▶ What the exercise asks:
Skip any picture you find and retype all the remaining lines exactly.

+++ Provided data +++

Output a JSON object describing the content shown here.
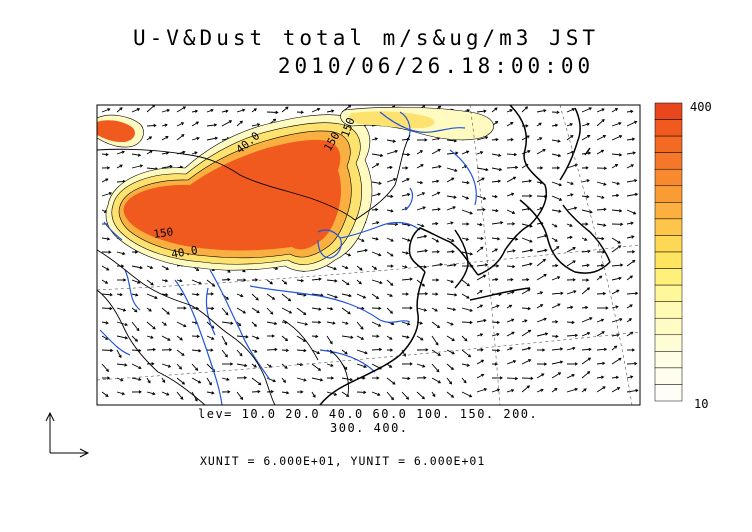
{
  "title": {
    "line1": "U-V&Dust total m/s&ug/m3 JST",
    "line2": "2010/06/26.18:00:00"
  },
  "contour_levels": {
    "line1": "lev= 10.0 20.0 40.0 60.0 100. 150. 200.",
    "line2": "300. 400."
  },
  "units_text": "XUNIT = 6.000E+01, YUNIT = 6.000E+01",
  "colorbar": {
    "max_label": "400",
    "min_label": "10",
    "colors": [
      "#e8461c",
      "#f05a1e",
      "#f36a22",
      "#f5782a",
      "#f78a2e",
      "#f99c34",
      "#fbb040",
      "#fdc64a",
      "#fed855",
      "#ffe460",
      "#fff07a",
      "#fff89a",
      "#fffbb4",
      "#fffcc6",
      "#fffdd6",
      "#fffde4",
      "#fffeee",
      "#fffef6"
    ]
  },
  "map_labels": [
    "150",
    "150",
    "40.0",
    "150",
    "40.0"
  ],
  "colors": {
    "dust_high": "#f05a1e",
    "dust_mid": "#fdd050",
    "dust_low": "#fff6a8",
    "rivers": "#2255dd",
    "coast": "#000000"
  }
}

+++

▶ Expected answer:
Output a JSON object describing the content shown here.
{
  "title": {
    "line1": "U-V&Dust total m/s&ug/m3 JST",
    "line2": "2010/06/26.18:00:00"
  },
  "contour_levels": {
    "line1": "lev= 10.0 20.0 40.0 60.0 100. 150. 200.",
    "line2": "300. 400."
  },
  "units_text": "XUNIT = 6.000E+01, YUNIT = 6.000E+01",
  "colorbar": {
    "max_label": "400",
    "min_label": "10",
    "colors": [
      "#e8461c",
      "#f05a1e",
      "#f36a22",
      "#f5782a",
      "#f78a2e",
      "#f99c34",
      "#fbb040",
      "#fdc64a",
      "#fed855",
      "#ffe460",
      "#fff07a",
      "#fff89a",
      "#fffbb4",
      "#fffcc6",
      "#fffdd6",
      "#fffde4",
      "#fffeee",
      "#fffef6"
    ]
  },
  "map_labels": [
    "150",
    "150",
    "40.0",
    "150",
    "40.0"
  ],
  "colors": {
    "dust_high": "#f05a1e",
    "dust_mid": "#fdd050",
    "dust_low": "#fff6a8",
    "rivers": "#2255dd",
    "coast": "#000000"
  }
}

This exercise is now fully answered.